-- Records --
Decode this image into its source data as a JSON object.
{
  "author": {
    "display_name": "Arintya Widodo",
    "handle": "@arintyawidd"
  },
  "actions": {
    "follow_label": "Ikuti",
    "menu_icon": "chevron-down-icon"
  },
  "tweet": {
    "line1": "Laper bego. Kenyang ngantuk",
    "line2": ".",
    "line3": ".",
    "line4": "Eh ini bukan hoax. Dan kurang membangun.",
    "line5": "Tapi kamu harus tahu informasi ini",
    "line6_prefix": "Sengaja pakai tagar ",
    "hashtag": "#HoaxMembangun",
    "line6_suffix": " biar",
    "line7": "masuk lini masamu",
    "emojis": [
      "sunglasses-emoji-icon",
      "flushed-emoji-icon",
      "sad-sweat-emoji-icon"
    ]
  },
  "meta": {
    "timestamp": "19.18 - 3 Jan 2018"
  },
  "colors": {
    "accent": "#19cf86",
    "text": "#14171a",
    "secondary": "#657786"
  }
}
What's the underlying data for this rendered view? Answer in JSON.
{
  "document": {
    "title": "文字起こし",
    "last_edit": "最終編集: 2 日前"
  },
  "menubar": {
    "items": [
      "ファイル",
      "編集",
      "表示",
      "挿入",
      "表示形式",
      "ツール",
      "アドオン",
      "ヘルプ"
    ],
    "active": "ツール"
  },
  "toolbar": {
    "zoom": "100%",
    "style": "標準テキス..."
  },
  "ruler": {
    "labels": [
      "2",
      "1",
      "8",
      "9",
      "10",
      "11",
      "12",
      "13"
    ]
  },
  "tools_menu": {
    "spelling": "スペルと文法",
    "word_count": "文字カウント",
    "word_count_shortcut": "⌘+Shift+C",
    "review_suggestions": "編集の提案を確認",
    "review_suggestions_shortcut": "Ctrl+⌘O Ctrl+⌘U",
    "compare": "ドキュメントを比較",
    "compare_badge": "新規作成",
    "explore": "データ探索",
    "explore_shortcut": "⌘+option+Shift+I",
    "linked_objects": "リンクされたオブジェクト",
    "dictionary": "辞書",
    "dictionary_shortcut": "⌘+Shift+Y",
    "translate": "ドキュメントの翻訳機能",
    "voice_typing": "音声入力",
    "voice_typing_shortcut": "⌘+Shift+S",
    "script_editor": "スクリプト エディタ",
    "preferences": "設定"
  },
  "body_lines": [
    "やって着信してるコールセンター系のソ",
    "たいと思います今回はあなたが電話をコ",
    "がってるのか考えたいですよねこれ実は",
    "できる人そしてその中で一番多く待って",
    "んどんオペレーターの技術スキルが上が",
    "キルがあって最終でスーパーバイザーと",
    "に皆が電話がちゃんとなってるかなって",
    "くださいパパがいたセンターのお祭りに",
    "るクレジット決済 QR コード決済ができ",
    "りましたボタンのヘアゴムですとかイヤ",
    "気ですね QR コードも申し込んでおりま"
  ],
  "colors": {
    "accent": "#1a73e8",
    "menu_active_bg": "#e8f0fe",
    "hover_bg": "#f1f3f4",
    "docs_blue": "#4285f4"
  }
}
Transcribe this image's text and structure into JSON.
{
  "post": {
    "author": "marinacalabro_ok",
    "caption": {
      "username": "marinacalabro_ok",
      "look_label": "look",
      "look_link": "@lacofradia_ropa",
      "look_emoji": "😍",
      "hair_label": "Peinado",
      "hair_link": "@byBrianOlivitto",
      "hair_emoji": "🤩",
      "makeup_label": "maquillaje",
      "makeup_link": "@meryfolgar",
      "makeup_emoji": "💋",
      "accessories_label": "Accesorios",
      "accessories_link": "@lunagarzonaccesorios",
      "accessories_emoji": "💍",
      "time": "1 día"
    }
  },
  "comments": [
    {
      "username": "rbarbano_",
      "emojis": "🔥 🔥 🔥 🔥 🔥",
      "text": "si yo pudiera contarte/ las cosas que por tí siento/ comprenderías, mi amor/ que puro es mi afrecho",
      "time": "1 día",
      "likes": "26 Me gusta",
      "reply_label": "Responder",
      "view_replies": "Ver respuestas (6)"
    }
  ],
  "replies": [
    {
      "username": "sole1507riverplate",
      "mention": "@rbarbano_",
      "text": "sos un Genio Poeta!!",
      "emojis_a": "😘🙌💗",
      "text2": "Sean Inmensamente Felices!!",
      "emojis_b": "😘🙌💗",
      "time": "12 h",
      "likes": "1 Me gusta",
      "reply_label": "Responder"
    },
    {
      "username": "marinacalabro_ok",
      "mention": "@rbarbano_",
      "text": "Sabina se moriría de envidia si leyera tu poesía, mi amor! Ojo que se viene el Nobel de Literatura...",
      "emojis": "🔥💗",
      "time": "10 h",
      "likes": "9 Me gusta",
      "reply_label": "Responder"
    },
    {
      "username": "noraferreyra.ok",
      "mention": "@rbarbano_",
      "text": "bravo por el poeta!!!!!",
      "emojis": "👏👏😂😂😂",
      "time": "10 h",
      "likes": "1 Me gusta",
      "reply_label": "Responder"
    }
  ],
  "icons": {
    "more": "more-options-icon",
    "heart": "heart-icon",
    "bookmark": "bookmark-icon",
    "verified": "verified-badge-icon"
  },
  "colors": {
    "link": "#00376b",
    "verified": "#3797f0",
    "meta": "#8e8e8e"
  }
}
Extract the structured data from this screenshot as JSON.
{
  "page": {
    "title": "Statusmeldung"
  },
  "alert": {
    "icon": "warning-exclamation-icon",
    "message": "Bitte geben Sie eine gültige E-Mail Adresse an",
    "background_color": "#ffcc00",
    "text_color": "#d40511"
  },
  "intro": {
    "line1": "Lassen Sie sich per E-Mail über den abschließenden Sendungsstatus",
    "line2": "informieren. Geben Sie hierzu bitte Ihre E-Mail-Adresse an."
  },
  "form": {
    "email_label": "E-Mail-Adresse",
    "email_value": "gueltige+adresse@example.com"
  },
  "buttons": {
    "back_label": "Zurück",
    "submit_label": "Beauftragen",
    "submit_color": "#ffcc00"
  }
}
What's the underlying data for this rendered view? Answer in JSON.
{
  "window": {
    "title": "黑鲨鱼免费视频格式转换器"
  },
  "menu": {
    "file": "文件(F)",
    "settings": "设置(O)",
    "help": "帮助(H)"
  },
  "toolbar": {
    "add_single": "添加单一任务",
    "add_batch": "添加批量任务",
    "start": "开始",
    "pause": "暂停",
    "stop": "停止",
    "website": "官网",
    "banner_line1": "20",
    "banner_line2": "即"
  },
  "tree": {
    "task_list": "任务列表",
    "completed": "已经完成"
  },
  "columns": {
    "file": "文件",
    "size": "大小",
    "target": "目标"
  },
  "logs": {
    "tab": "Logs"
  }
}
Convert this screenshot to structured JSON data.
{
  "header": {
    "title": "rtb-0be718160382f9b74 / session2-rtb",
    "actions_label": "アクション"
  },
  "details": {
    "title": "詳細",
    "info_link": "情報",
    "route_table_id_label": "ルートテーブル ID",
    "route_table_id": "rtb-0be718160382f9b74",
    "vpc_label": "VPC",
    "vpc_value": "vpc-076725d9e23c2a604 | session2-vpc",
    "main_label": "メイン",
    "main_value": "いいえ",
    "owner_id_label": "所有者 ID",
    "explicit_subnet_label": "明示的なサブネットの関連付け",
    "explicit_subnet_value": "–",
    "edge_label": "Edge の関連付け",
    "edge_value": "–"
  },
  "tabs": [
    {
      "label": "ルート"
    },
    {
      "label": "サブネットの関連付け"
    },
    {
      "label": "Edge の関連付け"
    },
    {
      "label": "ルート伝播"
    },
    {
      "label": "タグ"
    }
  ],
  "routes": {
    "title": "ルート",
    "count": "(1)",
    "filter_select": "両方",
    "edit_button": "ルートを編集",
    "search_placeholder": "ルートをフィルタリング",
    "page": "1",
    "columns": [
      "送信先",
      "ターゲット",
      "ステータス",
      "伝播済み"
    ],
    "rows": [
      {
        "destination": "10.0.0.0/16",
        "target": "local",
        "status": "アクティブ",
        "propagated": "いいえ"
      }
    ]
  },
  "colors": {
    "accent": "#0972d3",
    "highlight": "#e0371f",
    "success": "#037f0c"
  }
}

-- Stated exercise --
Write down only the number of lines that contain the string "username" in the listing.

-- Full solution --
5